[Short problem]
Count the lines in the records below that contain the word "above", and reply with only that number.

[Dataset content]
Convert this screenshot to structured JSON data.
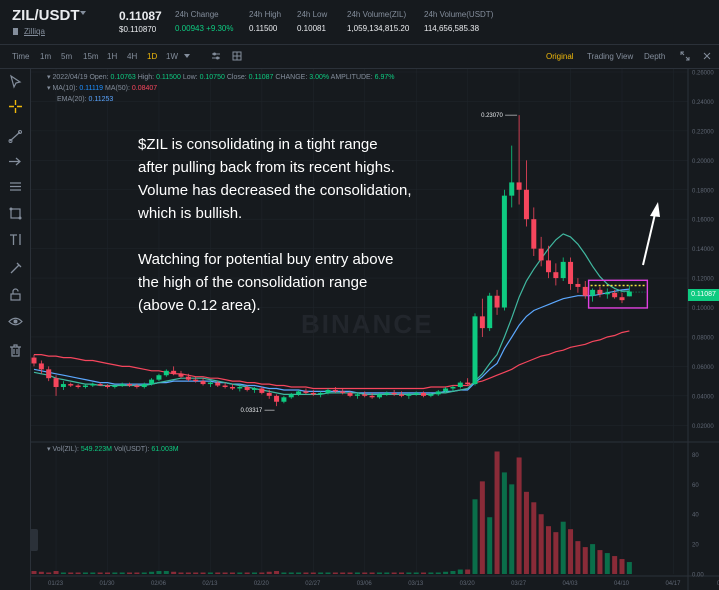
{
  "header": {
    "pair": "ZIL/USDT",
    "sublink": "Zilliqa",
    "price": "0.11087",
    "price_usd": "$0.110870",
    "stats": [
      {
        "label": "24h Change",
        "value": "0.00943 +9.30%"
      },
      {
        "label": "24h High",
        "value": "0.11500"
      },
      {
        "label": "24h Low",
        "value": "0.10081"
      },
      {
        "label": "24h Volume(ZIL)",
        "value": "1,059,134,815.20"
      },
      {
        "label": "24h Volume(USDT)",
        "value": "114,656,585.38"
      }
    ]
  },
  "toolbar": {
    "intervals": [
      "Time",
      "1m",
      "5m",
      "15m",
      "1H",
      "4H",
      "1D",
      "1W"
    ],
    "active_interval": "1D",
    "views": [
      "Original",
      "Trading View",
      "Depth"
    ],
    "active_view": "Original"
  },
  "side_tools": [
    "cursor-icon",
    "crosshair-icon",
    "trendline-icon",
    "arrow-icon",
    "fib-icon",
    "shapes-icon",
    "text-icon",
    "brush-icon",
    "lock-icon",
    "eye-icon",
    "trash-icon"
  ],
  "ohlc": {
    "date": "2022/04/19",
    "open_label": "Open:",
    "open": "0.10763",
    "high_label": "High:",
    "high": "0.11500",
    "low_label": "Low:",
    "low": "0.10750",
    "close_label": "Close:",
    "close": "0.11087",
    "change_label": "CHANGE:",
    "change": "3.00%",
    "amp_label": "AMPLITUDE:",
    "amp": "6.97%"
  },
  "ma": {
    "ma10_label": "MA(10):",
    "ma10": "0.11119",
    "ma50_label": "MA(50):",
    "ma50": "0.08407"
  },
  "ema": {
    "label": "EMA(20):",
    "value": "0.11253"
  },
  "volume": {
    "zil_label": "Vol(ZIL):",
    "zil": "549.223M",
    "usdt_label": "Vol(USDT):",
    "usdt": "61.003M"
  },
  "annotation": {
    "lines_1": [
      "$ZIL is consolidating in a tight range",
      "after pulling back from its recent highs.",
      "Volume has decreased the consolidation,",
      "which is bullish."
    ],
    "lines_2": [
      "Watching for potential buy entry above",
      "the high of the consolidation range",
      "(above 0.12 area)."
    ]
  },
  "watermark": "BINANCE",
  "current_price_tag": "0.11087",
  "chart_data": {
    "type": "candlestick",
    "y_ticks": [
      "0.26000",
      "0.24000",
      "0.22000",
      "0.20000",
      "0.18000",
      "0.16000",
      "0.14000",
      "0.12000",
      "0.10000",
      "0.08000",
      "0.06000",
      "0.04000",
      "0.02000"
    ],
    "ylim": [
      0.01,
      0.26
    ],
    "x_ticks": [
      "01/23",
      "01/30",
      "02/06",
      "02/13",
      "02/20",
      "02/27",
      "03/06",
      "03/13",
      "03/20",
      "03/27",
      "04/03",
      "04/10",
      "04/17",
      "04/24"
    ],
    "vol_ticks": [
      "80",
      "60",
      "40",
      "20",
      "0.00"
    ],
    "vol_ylim": [
      0,
      85
    ],
    "high_label": "0.23070",
    "low_label": "0.03317",
    "colors": {
      "up": "#0ecb81",
      "down": "#f6465d",
      "ma10": "#1e90ff",
      "ma50": "#f6465d",
      "ema": "#40b8a0",
      "annot": "#e040e0"
    },
    "candles": [
      [
        0.066,
        0.068,
        0.06,
        0.062
      ],
      [
        0.062,
        0.064,
        0.055,
        0.058
      ],
      [
        0.058,
        0.06,
        0.05,
        0.052
      ],
      [
        0.052,
        0.054,
        0.04,
        0.046
      ],
      [
        0.046,
        0.05,
        0.044,
        0.048
      ],
      [
        0.048,
        0.049,
        0.046,
        0.047
      ],
      [
        0.047,
        0.048,
        0.045,
        0.046
      ],
      [
        0.046,
        0.048,
        0.045,
        0.047
      ],
      [
        0.047,
        0.049,
        0.046,
        0.048
      ],
      [
        0.048,
        0.049,
        0.047,
        0.047
      ],
      [
        0.047,
        0.048,
        0.045,
        0.046
      ],
      [
        0.046,
        0.047,
        0.045,
        0.047
      ],
      [
        0.047,
        0.049,
        0.046,
        0.048
      ],
      [
        0.048,
        0.049,
        0.046,
        0.047
      ],
      [
        0.047,
        0.048,
        0.045,
        0.046
      ],
      [
        0.046,
        0.049,
        0.045,
        0.048
      ],
      [
        0.048,
        0.052,
        0.047,
        0.051
      ],
      [
        0.051,
        0.055,
        0.05,
        0.054
      ],
      [
        0.054,
        0.058,
        0.053,
        0.057
      ],
      [
        0.057,
        0.06,
        0.054,
        0.055
      ],
      [
        0.055,
        0.057,
        0.052,
        0.053
      ],
      [
        0.053,
        0.055,
        0.05,
        0.051
      ],
      [
        0.051,
        0.053,
        0.049,
        0.05
      ],
      [
        0.05,
        0.052,
        0.047,
        0.048
      ],
      [
        0.048,
        0.05,
        0.046,
        0.049
      ],
      [
        0.049,
        0.05,
        0.046,
        0.047
      ],
      [
        0.047,
        0.049,
        0.045,
        0.046
      ],
      [
        0.046,
        0.048,
        0.044,
        0.045
      ],
      [
        0.045,
        0.047,
        0.043,
        0.046
      ],
      [
        0.046,
        0.047,
        0.043,
        0.044
      ],
      [
        0.044,
        0.046,
        0.042,
        0.045
      ],
      [
        0.045,
        0.046,
        0.041,
        0.042
      ],
      [
        0.042,
        0.044,
        0.038,
        0.04
      ],
      [
        0.04,
        0.041,
        0.033,
        0.036
      ],
      [
        0.036,
        0.04,
        0.035,
        0.039
      ],
      [
        0.039,
        0.042,
        0.038,
        0.041
      ],
      [
        0.041,
        0.044,
        0.04,
        0.043
      ],
      [
        0.043,
        0.045,
        0.041,
        0.042
      ],
      [
        0.042,
        0.044,
        0.04,
        0.041
      ],
      [
        0.041,
        0.043,
        0.039,
        0.042
      ],
      [
        0.042,
        0.045,
        0.041,
        0.044
      ],
      [
        0.044,
        0.046,
        0.042,
        0.043
      ],
      [
        0.043,
        0.045,
        0.041,
        0.042
      ],
      [
        0.042,
        0.043,
        0.039,
        0.04
      ],
      [
        0.04,
        0.042,
        0.038,
        0.041
      ],
      [
        0.041,
        0.043,
        0.039,
        0.04
      ],
      [
        0.04,
        0.042,
        0.038,
        0.039
      ],
      [
        0.039,
        0.042,
        0.038,
        0.041
      ],
      [
        0.041,
        0.043,
        0.04,
        0.042
      ],
      [
        0.042,
        0.044,
        0.04,
        0.041
      ],
      [
        0.041,
        0.043,
        0.039,
        0.04
      ],
      [
        0.04,
        0.042,
        0.038,
        0.041
      ],
      [
        0.041,
        0.043,
        0.04,
        0.042
      ],
      [
        0.042,
        0.043,
        0.039,
        0.04
      ],
      [
        0.04,
        0.042,
        0.039,
        0.041
      ],
      [
        0.041,
        0.044,
        0.04,
        0.043
      ],
      [
        0.043,
        0.046,
        0.042,
        0.045
      ],
      [
        0.045,
        0.047,
        0.043,
        0.046
      ],
      [
        0.046,
        0.05,
        0.045,
        0.049
      ],
      [
        0.049,
        0.052,
        0.047,
        0.048
      ],
      [
        0.048,
        0.096,
        0.047,
        0.094
      ],
      [
        0.094,
        0.106,
        0.08,
        0.086
      ],
      [
        0.086,
        0.11,
        0.084,
        0.108
      ],
      [
        0.108,
        0.112,
        0.095,
        0.1
      ],
      [
        0.1,
        0.18,
        0.098,
        0.176
      ],
      [
        0.176,
        0.21,
        0.168,
        0.185
      ],
      [
        0.185,
        0.2307,
        0.17,
        0.18
      ],
      [
        0.18,
        0.2,
        0.155,
        0.16
      ],
      [
        0.16,
        0.168,
        0.135,
        0.14
      ],
      [
        0.14,
        0.148,
        0.128,
        0.132
      ],
      [
        0.132,
        0.142,
        0.12,
        0.124
      ],
      [
        0.124,
        0.13,
        0.115,
        0.12
      ],
      [
        0.12,
        0.134,
        0.118,
        0.131
      ],
      [
        0.131,
        0.134,
        0.112,
        0.116
      ],
      [
        0.116,
        0.12,
        0.11,
        0.114
      ],
      [
        0.114,
        0.118,
        0.106,
        0.108
      ],
      [
        0.108,
        0.113,
        0.104,
        0.112
      ],
      [
        0.112,
        0.114,
        0.107,
        0.109
      ],
      [
        0.109,
        0.113,
        0.106,
        0.11
      ],
      [
        0.11,
        0.112,
        0.106,
        0.107
      ],
      [
        0.107,
        0.11,
        0.103,
        0.105
      ],
      [
        0.1076,
        0.115,
        0.1075,
        0.11087
      ]
    ],
    "volumes": [
      2,
      1.5,
      1,
      2,
      1,
      1,
      1,
      1,
      1,
      1,
      1,
      1,
      1,
      1,
      1,
      1,
      1.5,
      2,
      2,
      1.5,
      1,
      1,
      1,
      1,
      1,
      1,
      1,
      1,
      1,
      1,
      1,
      1,
      1.5,
      2,
      1,
      1,
      1,
      1,
      1,
      1,
      1,
      1,
      1,
      1,
      1,
      1,
      1,
      1,
      1,
      1,
      1,
      1,
      1,
      1,
      1,
      1,
      1.5,
      2,
      3,
      3,
      50,
      62,
      38,
      82,
      68,
      60,
      78,
      55,
      48,
      40,
      32,
      28,
      35,
      30,
      22,
      18,
      20,
      16,
      14,
      12,
      10,
      8
    ],
    "ma10": [
      0.056,
      0.055,
      0.054,
      0.052,
      0.051,
      0.05,
      0.049,
      0.048,
      0.048,
      0.047,
      0.047,
      0.047,
      0.047,
      0.047,
      0.047,
      0.047,
      0.048,
      0.049,
      0.05,
      0.051,
      0.052,
      0.052,
      0.052,
      0.052,
      0.051,
      0.05,
      0.049,
      0.048,
      0.047,
      0.046,
      0.045,
      0.044,
      0.043,
      0.042,
      0.041,
      0.041,
      0.041,
      0.041,
      0.041,
      0.041,
      0.042,
      0.042,
      0.042,
      0.042,
      0.042,
      0.041,
      0.041,
      0.041,
      0.041,
      0.041,
      0.041,
      0.041,
      0.041,
      0.041,
      0.041,
      0.042,
      0.042,
      0.043,
      0.044,
      0.045,
      0.05,
      0.055,
      0.062,
      0.068,
      0.08,
      0.093,
      0.107,
      0.118,
      0.126,
      0.133,
      0.14,
      0.146,
      0.15,
      0.148,
      0.143,
      0.136,
      0.128,
      0.121,
      0.116,
      0.113,
      0.111,
      0.1112
    ],
    "ema": [
      0.058,
      0.057,
      0.056,
      0.055,
      0.054,
      0.053,
      0.052,
      0.051,
      0.05,
      0.049,
      0.049,
      0.048,
      0.048,
      0.048,
      0.048,
      0.048,
      0.048,
      0.049,
      0.049,
      0.05,
      0.05,
      0.05,
      0.05,
      0.05,
      0.05,
      0.049,
      0.049,
      0.048,
      0.048,
      0.047,
      0.047,
      0.046,
      0.045,
      0.045,
      0.044,
      0.044,
      0.044,
      0.043,
      0.043,
      0.043,
      0.043,
      0.043,
      0.043,
      0.043,
      0.042,
      0.042,
      0.042,
      0.042,
      0.042,
      0.042,
      0.042,
      0.042,
      0.042,
      0.042,
      0.042,
      0.042,
      0.043,
      0.043,
      0.044,
      0.044,
      0.049,
      0.053,
      0.058,
      0.062,
      0.072,
      0.08,
      0.088,
      0.094,
      0.098,
      0.1,
      0.102,
      0.104,
      0.106,
      0.107,
      0.108,
      0.108,
      0.108,
      0.109,
      0.11,
      0.111,
      0.112,
      0.1125
    ],
    "ma50": [
      0.068,
      0.068,
      0.067,
      0.067,
      0.066,
      0.066,
      0.065,
      0.064,
      0.064,
      0.063,
      0.062,
      0.061,
      0.06,
      0.06,
      0.059,
      0.058,
      0.057,
      0.057,
      0.056,
      0.055,
      0.055,
      0.054,
      0.053,
      0.053,
      0.052,
      0.052,
      0.051,
      0.05,
      0.05,
      0.049,
      0.049,
      0.048,
      0.048,
      0.047,
      0.047,
      0.046,
      0.046,
      0.046,
      0.045,
      0.045,
      0.045,
      0.045,
      0.045,
      0.045,
      0.045,
      0.045,
      0.045,
      0.045,
      0.045,
      0.045,
      0.045,
      0.045,
      0.045,
      0.045,
      0.046,
      0.046,
      0.046,
      0.047,
      0.047,
      0.047,
      0.049,
      0.05,
      0.052,
      0.054,
      0.056,
      0.058,
      0.061,
      0.063,
      0.065,
      0.067,
      0.068,
      0.07,
      0.071,
      0.073,
      0.074,
      0.075,
      0.077,
      0.078,
      0.08,
      0.081,
      0.083,
      0.0841
    ],
    "consolidation_high": 0.115,
    "consolidation_low": 0.1
  }
}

[The answer]
2